**Records for this exercise**
** Start **
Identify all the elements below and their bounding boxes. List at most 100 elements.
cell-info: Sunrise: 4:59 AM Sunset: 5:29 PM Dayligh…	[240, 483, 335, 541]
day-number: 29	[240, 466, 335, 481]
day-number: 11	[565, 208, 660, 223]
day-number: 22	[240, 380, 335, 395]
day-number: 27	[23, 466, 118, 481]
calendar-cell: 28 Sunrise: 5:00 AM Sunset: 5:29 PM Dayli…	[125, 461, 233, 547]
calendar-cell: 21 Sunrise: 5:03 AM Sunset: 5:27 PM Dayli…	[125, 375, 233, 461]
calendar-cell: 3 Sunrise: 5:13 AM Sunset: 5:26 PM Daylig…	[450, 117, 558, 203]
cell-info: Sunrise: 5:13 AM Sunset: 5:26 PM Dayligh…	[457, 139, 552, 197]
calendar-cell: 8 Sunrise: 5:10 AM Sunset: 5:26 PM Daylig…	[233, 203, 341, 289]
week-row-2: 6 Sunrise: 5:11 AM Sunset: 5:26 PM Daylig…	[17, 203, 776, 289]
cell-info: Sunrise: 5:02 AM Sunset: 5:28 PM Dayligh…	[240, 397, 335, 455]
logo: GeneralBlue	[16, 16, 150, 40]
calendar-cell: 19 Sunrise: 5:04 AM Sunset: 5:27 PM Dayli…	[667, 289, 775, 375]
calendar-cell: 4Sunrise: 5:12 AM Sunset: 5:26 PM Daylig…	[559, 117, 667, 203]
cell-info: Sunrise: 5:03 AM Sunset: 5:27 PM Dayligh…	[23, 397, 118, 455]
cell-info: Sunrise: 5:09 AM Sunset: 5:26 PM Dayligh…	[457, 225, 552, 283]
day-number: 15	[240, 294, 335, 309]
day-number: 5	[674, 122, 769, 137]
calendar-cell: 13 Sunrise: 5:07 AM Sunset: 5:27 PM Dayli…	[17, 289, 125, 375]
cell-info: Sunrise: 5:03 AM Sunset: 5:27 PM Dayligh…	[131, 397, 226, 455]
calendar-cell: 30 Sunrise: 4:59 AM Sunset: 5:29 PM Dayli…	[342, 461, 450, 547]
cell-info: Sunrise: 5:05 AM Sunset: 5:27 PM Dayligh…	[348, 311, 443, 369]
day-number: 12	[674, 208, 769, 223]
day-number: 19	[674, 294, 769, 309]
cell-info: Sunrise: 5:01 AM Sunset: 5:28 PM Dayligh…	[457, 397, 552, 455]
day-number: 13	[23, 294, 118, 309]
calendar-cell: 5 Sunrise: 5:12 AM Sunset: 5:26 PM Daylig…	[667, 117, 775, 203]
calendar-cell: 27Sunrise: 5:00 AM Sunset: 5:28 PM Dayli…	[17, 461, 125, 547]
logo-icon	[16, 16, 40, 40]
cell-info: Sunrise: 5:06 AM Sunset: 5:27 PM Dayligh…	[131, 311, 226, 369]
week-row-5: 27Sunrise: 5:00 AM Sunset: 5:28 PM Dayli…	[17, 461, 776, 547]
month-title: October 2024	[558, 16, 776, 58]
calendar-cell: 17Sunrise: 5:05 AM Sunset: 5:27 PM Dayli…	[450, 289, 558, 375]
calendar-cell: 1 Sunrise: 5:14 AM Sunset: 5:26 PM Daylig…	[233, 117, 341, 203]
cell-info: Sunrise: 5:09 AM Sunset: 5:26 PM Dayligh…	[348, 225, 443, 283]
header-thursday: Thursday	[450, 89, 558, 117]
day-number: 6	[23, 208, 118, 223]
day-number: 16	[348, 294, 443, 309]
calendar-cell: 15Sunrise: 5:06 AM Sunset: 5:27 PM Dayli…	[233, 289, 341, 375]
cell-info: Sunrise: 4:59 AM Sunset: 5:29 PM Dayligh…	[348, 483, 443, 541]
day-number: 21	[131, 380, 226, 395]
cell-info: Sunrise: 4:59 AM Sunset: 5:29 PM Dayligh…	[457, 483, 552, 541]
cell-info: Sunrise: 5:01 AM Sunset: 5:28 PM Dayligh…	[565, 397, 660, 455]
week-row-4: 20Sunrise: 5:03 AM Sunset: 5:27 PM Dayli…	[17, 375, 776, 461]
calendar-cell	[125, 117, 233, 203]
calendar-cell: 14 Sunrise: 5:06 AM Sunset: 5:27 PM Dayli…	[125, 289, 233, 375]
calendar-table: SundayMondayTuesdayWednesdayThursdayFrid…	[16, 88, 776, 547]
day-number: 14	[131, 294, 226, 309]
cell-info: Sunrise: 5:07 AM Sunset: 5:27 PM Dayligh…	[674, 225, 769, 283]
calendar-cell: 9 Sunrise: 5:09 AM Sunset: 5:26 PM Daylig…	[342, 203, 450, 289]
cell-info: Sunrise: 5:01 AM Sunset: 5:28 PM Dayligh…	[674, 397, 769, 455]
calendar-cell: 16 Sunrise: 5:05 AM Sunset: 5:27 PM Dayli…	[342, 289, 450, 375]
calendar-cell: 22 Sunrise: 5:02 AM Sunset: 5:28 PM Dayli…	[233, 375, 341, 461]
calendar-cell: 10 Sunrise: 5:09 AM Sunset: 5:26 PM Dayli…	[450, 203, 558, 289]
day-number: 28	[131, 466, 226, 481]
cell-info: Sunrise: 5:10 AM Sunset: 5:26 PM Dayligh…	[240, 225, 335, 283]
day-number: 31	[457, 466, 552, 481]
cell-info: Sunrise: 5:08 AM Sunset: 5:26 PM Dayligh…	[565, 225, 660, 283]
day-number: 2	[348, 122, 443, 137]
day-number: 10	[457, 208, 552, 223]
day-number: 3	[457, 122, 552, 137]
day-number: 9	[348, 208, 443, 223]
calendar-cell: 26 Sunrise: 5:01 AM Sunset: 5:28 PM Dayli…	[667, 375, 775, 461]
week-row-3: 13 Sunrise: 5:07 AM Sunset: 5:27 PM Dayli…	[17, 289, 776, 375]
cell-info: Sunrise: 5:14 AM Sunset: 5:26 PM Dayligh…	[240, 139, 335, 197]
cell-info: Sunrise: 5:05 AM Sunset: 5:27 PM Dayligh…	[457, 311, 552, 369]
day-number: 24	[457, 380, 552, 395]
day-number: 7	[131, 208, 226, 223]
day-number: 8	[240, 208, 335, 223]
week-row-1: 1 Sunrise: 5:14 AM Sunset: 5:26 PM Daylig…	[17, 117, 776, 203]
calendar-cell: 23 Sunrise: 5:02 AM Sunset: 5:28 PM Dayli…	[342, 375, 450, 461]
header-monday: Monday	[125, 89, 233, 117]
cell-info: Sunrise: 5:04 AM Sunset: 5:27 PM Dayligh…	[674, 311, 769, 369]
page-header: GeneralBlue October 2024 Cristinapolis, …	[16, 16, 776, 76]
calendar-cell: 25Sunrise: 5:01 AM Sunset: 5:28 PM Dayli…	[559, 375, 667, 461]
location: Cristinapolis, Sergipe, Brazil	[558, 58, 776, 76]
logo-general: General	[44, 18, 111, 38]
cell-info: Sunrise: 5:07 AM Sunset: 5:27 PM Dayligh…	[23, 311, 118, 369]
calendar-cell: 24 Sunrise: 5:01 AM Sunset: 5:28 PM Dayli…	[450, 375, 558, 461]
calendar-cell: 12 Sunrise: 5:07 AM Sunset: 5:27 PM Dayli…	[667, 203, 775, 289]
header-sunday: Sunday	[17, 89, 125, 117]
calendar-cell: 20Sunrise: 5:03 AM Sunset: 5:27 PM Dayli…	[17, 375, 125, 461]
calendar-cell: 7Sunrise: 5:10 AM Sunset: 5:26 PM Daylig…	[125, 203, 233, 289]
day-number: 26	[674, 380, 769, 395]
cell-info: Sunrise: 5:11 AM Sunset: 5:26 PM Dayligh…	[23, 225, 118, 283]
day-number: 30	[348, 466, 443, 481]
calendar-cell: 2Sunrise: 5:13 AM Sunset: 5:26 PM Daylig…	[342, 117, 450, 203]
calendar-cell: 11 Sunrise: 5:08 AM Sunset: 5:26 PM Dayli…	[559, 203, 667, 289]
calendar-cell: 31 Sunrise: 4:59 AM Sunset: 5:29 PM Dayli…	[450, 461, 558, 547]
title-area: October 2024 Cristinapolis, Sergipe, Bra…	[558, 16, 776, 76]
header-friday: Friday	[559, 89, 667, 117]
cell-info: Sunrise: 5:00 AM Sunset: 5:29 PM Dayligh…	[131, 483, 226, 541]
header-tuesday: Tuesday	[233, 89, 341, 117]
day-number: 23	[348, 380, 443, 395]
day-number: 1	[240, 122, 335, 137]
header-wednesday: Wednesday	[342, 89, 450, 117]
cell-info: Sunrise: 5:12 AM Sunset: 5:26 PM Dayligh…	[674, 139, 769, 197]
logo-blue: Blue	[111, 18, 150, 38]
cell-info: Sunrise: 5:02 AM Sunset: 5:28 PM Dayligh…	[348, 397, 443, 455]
** End **
**Stated problem**
Reproduce the material word for word, starting with its first line and going on through the line with "397, 118, 455]", both included.

**Correct response**
Identify all the elements below and their bounding boxes. List at most 100 elements.
cell-info: Sunrise: 4:59 AM Sunset: 5:29 PM Dayligh…	[240, 483, 335, 541]
day-number: 29	[240, 466, 335, 481]
day-number: 11	[565, 208, 660, 223]
day-number: 22	[240, 380, 335, 395]
day-number: 27	[23, 466, 118, 481]
calendar-cell: 28 Sunrise: 5:00 AM Sunset: 5:29 PM Dayli…	[125, 461, 233, 547]
calendar-cell: 21 Sunrise: 5:03 AM Sunset: 5:27 PM Dayli…	[125, 375, 233, 461]
calendar-cell: 3 Sunrise: 5:13 AM Sunset: 5:26 PM Daylig…	[450, 117, 558, 203]
cell-info: Sunrise: 5:13 AM Sunset: 5:26 PM Dayligh…	[457, 139, 552, 197]
calendar-cell: 8 Sunrise: 5:10 AM Sunset: 5:26 PM Daylig…	[233, 203, 341, 289]
week-row-2: 6 Sunrise: 5:11 AM Sunset: 5:26 PM Daylig…	[17, 203, 776, 289]
cell-info: Sunrise: 5:02 AM Sunset: 5:28 PM Dayligh…	[240, 397, 335, 455]
logo: GeneralBlue	[16, 16, 150, 40]
calendar-cell: 19 Sunrise: 5:04 AM Sunset: 5:27 PM Dayli…	[667, 289, 775, 375]
calendar-cell: 4Sunrise: 5:12 AM Sunset: 5:26 PM Daylig…	[559, 117, 667, 203]
cell-info: Sunrise: 5:03 AM Sunset: 5:27 PM Dayligh…	[23, 397, 118, 455]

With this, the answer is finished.